_GIVEN DATA:_
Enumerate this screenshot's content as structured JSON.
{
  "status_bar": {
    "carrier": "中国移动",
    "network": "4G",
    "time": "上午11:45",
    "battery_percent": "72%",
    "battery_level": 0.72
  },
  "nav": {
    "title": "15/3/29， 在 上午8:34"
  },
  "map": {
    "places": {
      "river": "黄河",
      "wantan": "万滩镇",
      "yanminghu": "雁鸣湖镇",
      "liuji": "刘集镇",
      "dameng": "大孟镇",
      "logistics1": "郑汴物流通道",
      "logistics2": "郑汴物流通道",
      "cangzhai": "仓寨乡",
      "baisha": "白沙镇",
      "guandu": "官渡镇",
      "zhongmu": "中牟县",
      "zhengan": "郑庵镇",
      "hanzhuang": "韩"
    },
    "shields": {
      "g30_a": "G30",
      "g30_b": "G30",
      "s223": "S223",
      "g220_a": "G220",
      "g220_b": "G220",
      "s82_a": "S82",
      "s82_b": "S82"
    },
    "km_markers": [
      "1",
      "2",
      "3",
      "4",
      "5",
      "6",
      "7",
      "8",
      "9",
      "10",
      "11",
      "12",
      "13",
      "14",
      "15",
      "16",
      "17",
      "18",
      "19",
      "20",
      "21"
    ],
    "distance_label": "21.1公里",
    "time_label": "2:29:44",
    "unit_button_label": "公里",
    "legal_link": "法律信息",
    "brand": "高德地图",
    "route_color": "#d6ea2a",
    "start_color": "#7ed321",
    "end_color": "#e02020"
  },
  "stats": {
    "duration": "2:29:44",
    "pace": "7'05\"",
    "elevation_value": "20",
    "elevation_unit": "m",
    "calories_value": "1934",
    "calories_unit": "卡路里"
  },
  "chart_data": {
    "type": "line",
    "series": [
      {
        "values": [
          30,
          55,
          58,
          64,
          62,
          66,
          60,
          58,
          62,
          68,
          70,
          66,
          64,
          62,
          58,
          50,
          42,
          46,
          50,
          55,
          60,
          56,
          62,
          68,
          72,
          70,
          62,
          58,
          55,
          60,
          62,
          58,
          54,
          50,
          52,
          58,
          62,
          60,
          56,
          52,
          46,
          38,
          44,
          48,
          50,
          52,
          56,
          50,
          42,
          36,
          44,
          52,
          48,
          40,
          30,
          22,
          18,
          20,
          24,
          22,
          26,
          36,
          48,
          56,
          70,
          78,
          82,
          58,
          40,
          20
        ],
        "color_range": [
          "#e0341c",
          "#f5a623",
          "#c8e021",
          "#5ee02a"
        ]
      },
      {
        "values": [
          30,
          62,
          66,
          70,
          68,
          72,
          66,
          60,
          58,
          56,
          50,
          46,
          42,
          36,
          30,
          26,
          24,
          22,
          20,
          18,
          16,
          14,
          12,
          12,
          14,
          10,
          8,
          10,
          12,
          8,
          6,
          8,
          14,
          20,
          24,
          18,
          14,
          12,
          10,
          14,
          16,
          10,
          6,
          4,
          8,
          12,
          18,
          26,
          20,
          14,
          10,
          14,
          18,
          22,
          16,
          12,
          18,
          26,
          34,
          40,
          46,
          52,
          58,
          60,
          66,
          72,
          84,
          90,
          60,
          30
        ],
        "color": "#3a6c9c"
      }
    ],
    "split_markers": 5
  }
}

_STATED PROBLEM:_
Restate every record exactly, leaving nothing out.

_FINAL RESULT:_
Enumerate this screenshot's content as structured JSON.
{
  "status_bar": {
    "carrier": "中国移动",
    "network": "4G",
    "time": "上午11:45",
    "battery_percent": "72%",
    "battery_level": 0.72
  },
  "nav": {
    "title": "15/3/29， 在 上午8:34"
  },
  "map": {
    "places": {
      "river": "黄河",
      "wantan": "万滩镇",
      "yanminghu": "雁鸣湖镇",
      "liuji": "刘集镇",
      "dameng": "大孟镇",
      "logistics1": "郑汴物流通道",
      "logistics2": "郑汴物流通道",
      "cangzhai": "仓寨乡",
      "baisha": "白沙镇",
      "guandu": "官渡镇",
      "zhongmu": "中牟县",
      "zhengan": "郑庵镇",
      "hanzhuang": "韩"
    },
    "shields": {
      "g30_a": "G30",
      "g30_b": "G30",
      "s223": "S223",
      "g220_a": "G220",
      "g220_b": "G220",
      "s82_a": "S82",
      "s82_b": "S82"
    },
    "km_markers": [
      "1",
      "2",
      "3",
      "4",
      "5",
      "6",
      "7",
      "8",
      "9",
      "10",
      "11",
      "12",
      "13",
      "14",
      "15",
      "16",
      "17",
      "18",
      "19",
      "20",
      "21"
    ],
    "distance_label": "21.1公里",
    "time_label": "2:29:44",
    "unit_button_label": "公里",
    "legal_link": "法律信息",
    "brand": "高德地图",
    "route_color": "#d6ea2a",
    "start_color": "#7ed321",
    "end_color": "#e02020"
  },
  "stats": {
    "duration": "2:29:44",
    "pace": "7'05\"",
    "elevation_value": "20",
    "elevation_unit": "m",
    "calories_value": "1934",
    "calories_unit": "卡路里"
  },
  "chart_data": {
    "type": "line",
    "series": [
      {
        "values": [
          30,
          55,
          58,
          64,
          62,
          66,
          60,
          58,
          62,
          68,
          70,
          66,
          64,
          62,
          58,
          50,
          42,
          46,
          50,
          55,
          60,
          56,
          62,
          68,
          72,
          70,
          62,
          58,
          55,
          60,
          62,
          58,
          54,
          50,
          52,
          58,
          62,
          60,
          56,
          52,
          46,
          38,
          44,
          48,
          50,
          52,
          56,
          50,
          42,
          36,
          44,
          52,
          48,
          40,
          30,
          22,
          18,
          20,
          24,
          22,
          26,
          36,
          48,
          56,
          70,
          78,
          82,
          58,
          40,
          20
        ],
        "color_range": [
          "#e0341c",
          "#f5a623",
          "#c8e021",
          "#5ee02a"
        ]
      },
      {
        "values": [
          30,
          62,
          66,
          70,
          68,
          72,
          66,
          60,
          58,
          56,
          50,
          46,
          42,
          36,
          30,
          26,
          24,
          22,
          20,
          18,
          16,
          14,
          12,
          12,
          14,
          10,
          8,
          10,
          12,
          8,
          6,
          8,
          14,
          20,
          24,
          18,
          14,
          12,
          10,
          14,
          16,
          10,
          6,
          4,
          8,
          12,
          18,
          26,
          20,
          14,
          10,
          14,
          18,
          22,
          16,
          12,
          18,
          26,
          34,
          40,
          46,
          52,
          58,
          60,
          66,
          72,
          84,
          90,
          60,
          30
        ],
        "color": "#3a6c9c"
      }
    ],
    "split_markers": 5
  }
}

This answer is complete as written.